(A block of data)
○ ○ ○ ○ ○

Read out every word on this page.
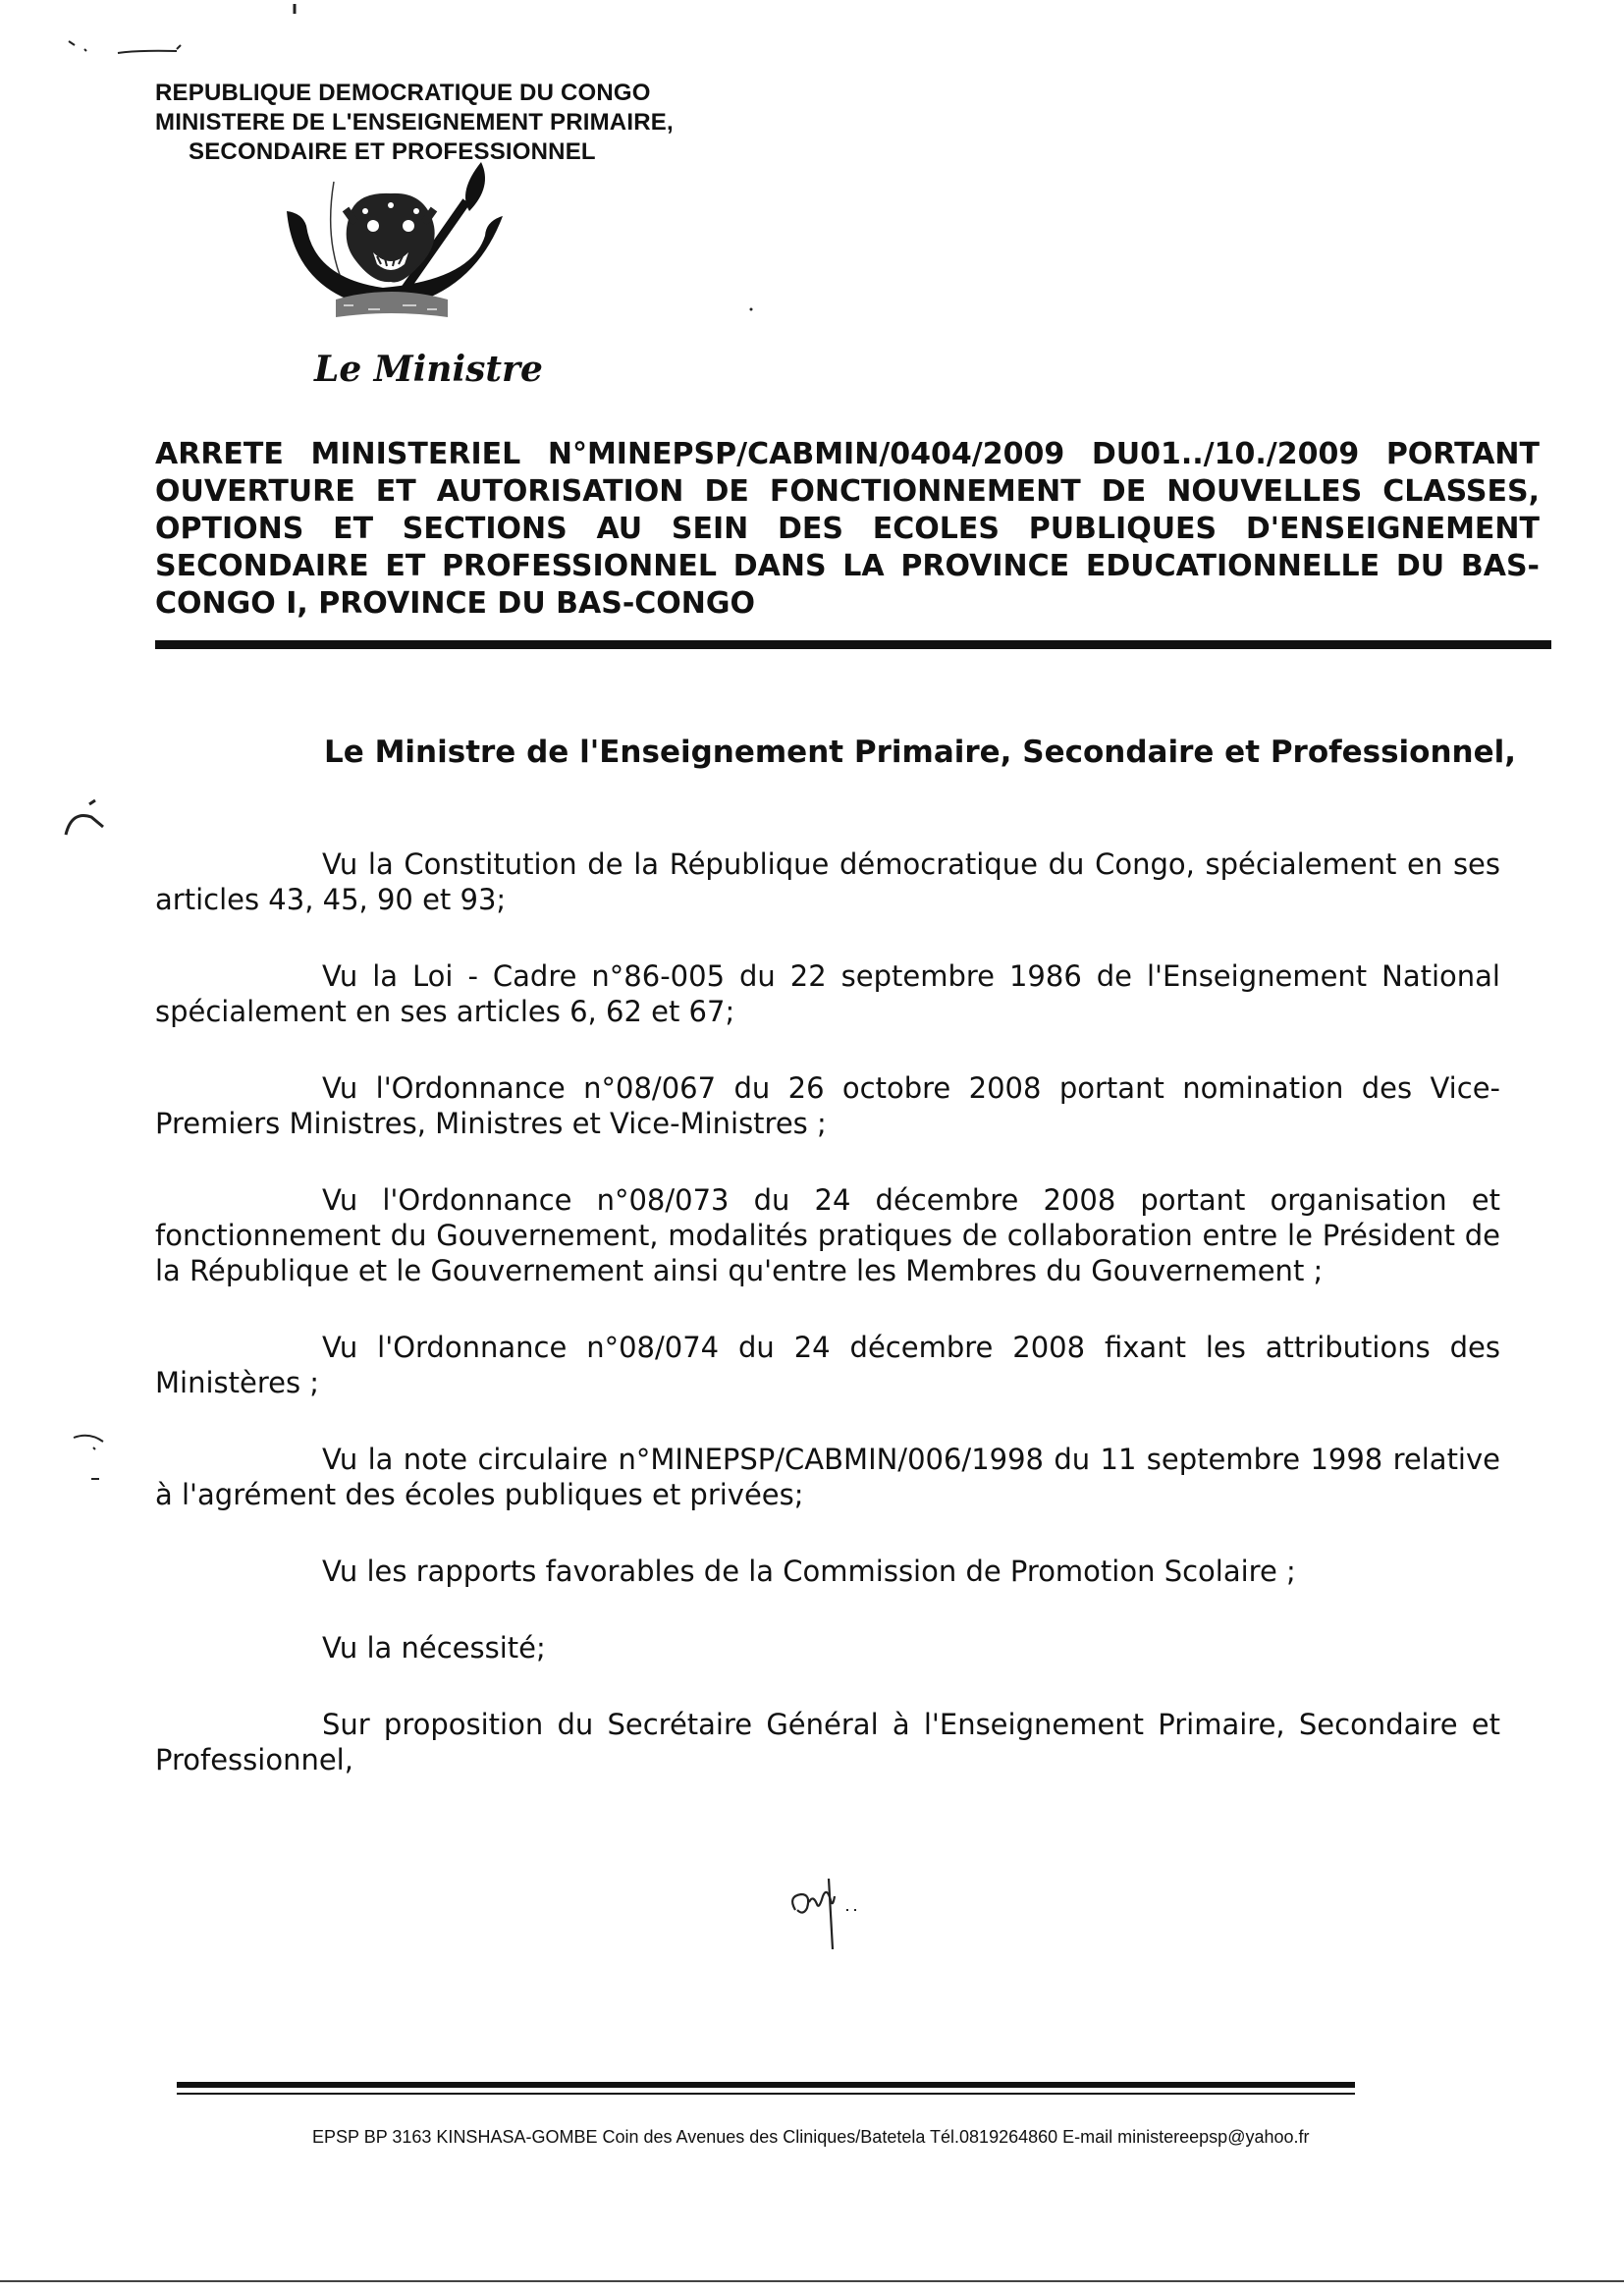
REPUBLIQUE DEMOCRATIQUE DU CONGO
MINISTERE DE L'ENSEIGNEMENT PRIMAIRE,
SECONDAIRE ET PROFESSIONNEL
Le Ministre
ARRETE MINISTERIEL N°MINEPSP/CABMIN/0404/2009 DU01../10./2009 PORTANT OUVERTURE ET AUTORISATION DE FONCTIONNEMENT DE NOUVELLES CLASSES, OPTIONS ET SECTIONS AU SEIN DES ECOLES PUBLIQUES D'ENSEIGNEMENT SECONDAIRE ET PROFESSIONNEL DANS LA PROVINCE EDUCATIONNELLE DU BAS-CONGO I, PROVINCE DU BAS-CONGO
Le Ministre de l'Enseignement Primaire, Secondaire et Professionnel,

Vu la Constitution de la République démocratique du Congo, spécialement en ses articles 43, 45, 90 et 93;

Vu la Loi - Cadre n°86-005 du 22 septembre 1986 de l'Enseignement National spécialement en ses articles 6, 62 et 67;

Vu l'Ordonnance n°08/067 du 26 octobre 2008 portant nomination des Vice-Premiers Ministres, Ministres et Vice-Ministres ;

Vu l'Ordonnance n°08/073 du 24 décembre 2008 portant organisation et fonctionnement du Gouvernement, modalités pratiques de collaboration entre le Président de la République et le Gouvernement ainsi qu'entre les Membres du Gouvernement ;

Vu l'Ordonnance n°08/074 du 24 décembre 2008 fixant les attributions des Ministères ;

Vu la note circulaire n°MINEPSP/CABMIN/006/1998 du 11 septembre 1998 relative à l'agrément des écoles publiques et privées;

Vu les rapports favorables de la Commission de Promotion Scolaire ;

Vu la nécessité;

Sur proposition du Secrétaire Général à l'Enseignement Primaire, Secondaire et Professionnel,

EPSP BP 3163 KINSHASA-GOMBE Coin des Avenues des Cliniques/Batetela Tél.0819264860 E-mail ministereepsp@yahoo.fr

○ ○ ○ ○ ○

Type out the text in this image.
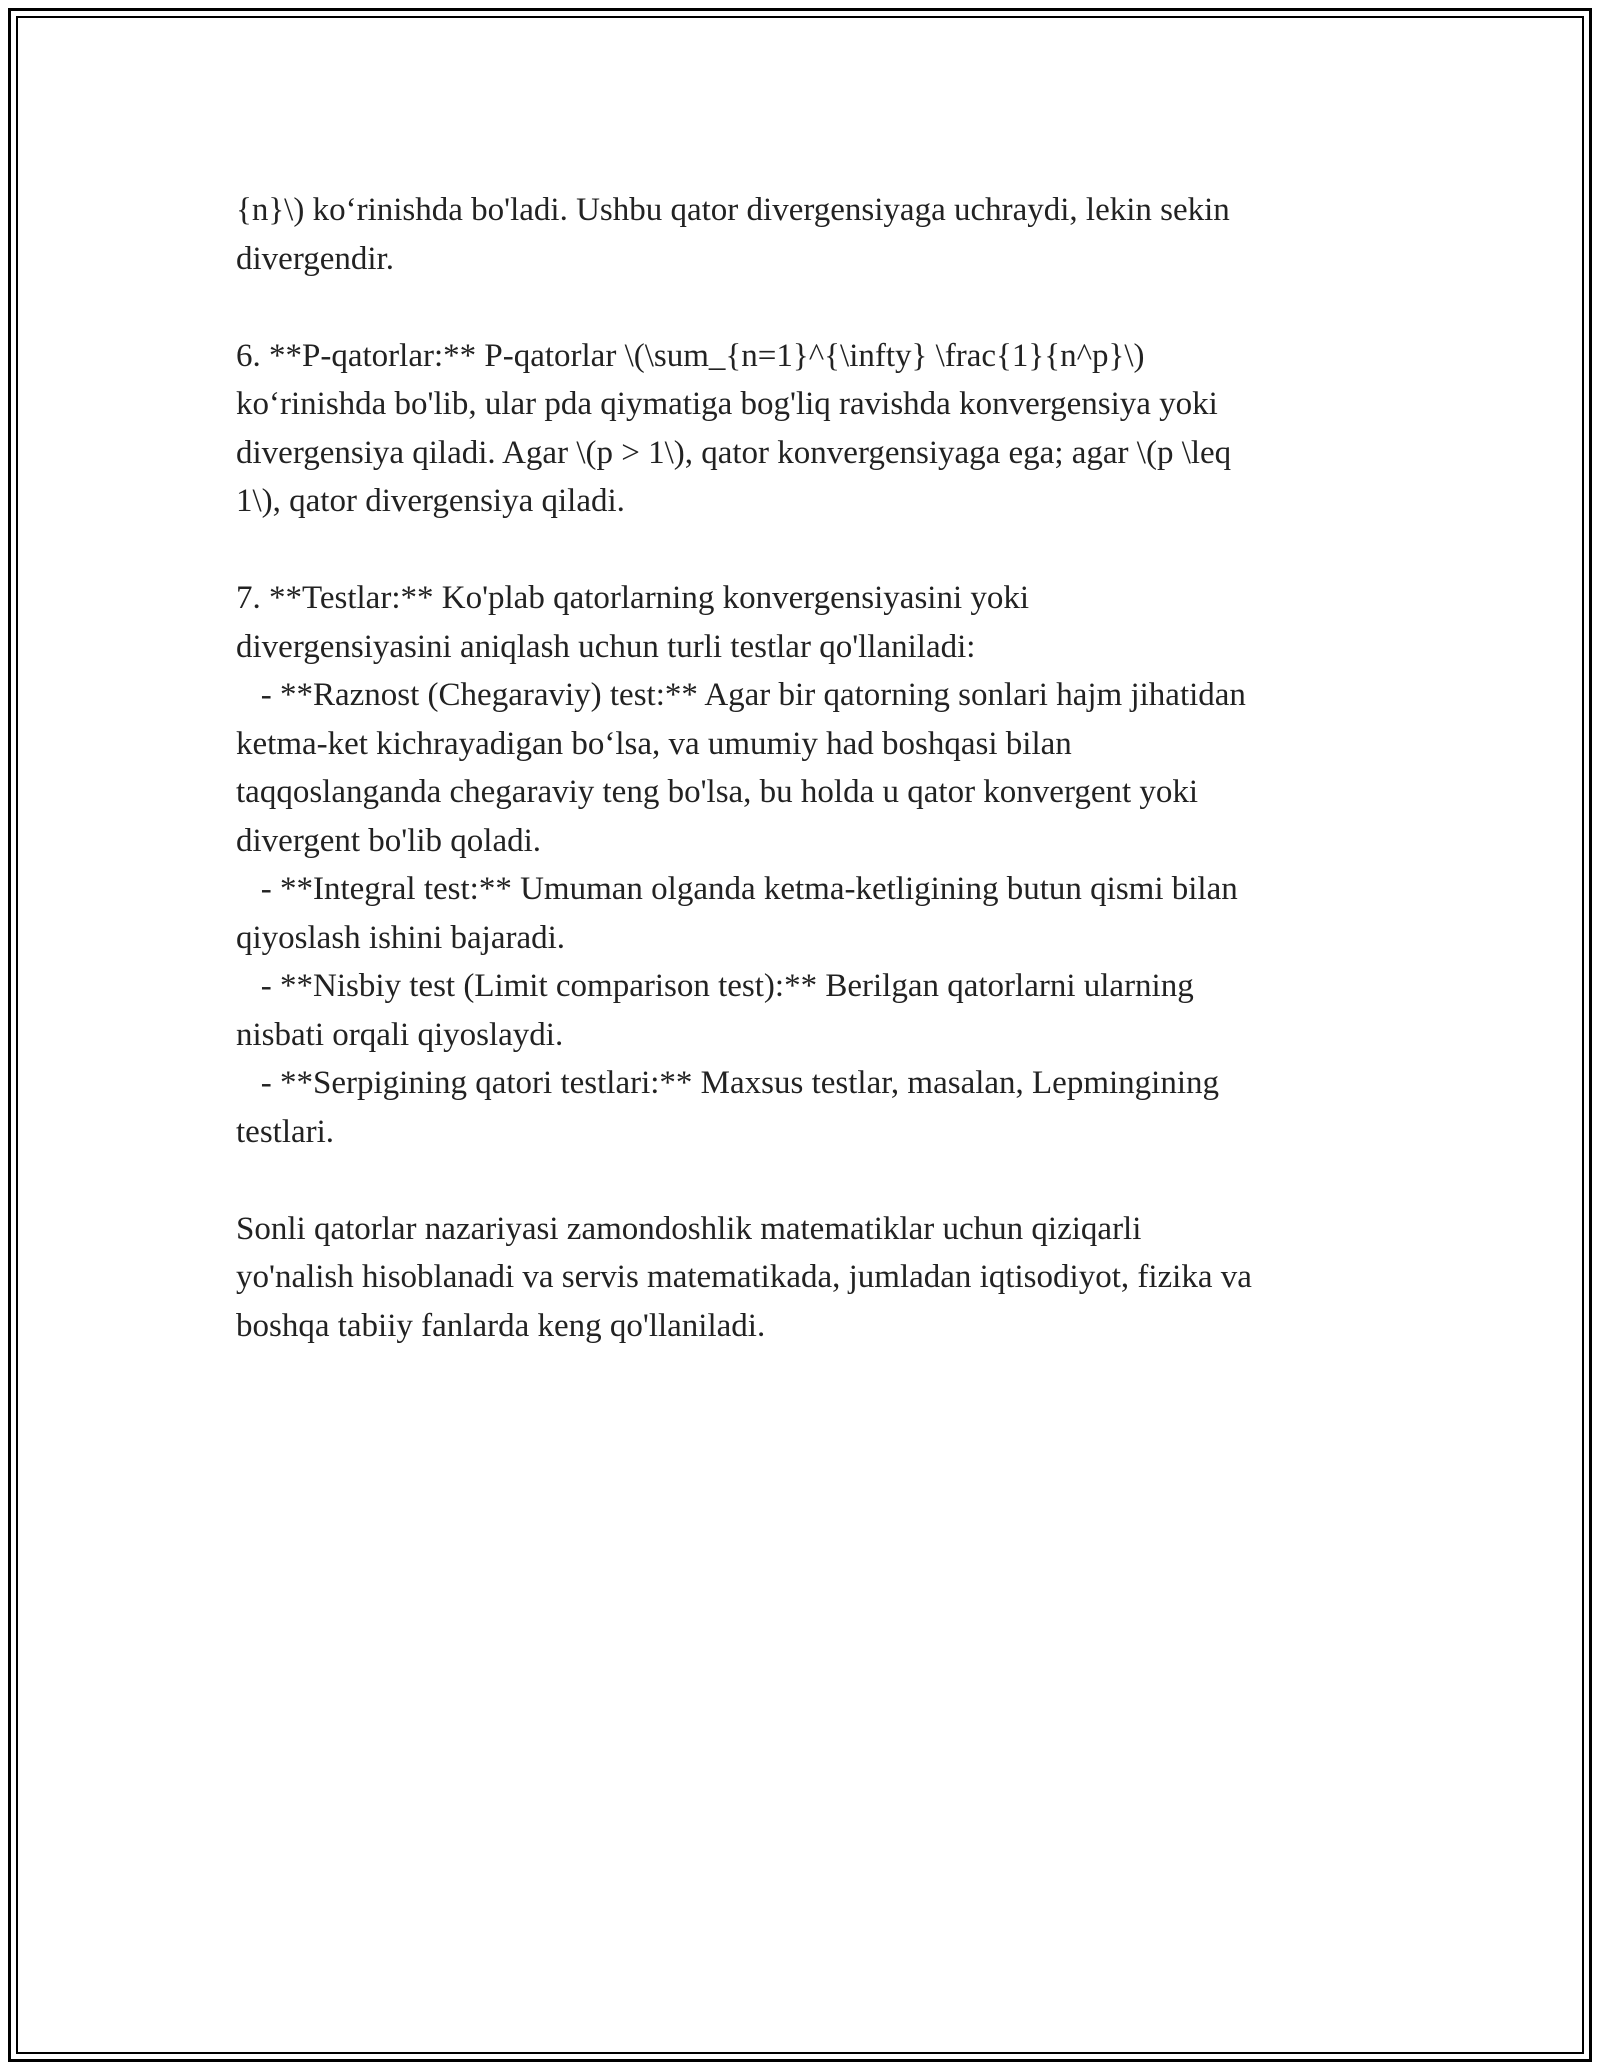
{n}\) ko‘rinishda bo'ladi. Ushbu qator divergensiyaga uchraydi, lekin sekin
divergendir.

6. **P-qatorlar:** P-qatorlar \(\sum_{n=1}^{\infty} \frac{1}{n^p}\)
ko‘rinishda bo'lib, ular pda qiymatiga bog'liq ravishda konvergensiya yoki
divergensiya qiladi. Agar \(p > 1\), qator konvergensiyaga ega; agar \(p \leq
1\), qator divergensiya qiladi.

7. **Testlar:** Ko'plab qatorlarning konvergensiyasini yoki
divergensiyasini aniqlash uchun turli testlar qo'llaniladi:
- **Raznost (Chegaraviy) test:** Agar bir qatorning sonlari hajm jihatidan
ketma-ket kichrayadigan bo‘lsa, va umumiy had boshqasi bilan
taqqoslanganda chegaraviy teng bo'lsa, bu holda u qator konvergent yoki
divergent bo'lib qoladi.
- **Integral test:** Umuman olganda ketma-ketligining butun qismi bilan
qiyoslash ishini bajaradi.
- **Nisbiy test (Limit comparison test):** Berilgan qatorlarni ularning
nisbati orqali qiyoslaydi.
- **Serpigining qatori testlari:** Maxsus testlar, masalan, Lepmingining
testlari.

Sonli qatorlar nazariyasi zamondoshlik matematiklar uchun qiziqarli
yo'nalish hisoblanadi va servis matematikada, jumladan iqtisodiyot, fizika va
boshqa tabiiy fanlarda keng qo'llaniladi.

○ ○ ○ ○ ○

In the entries above, find lines with "bilan" and copy each.

ketma-ket kichrayadigan bo‘lsa, va umumiy had boshqasi bilan
- **Integral test:** Umuman olganda ketma-ketligining butun qismi bilan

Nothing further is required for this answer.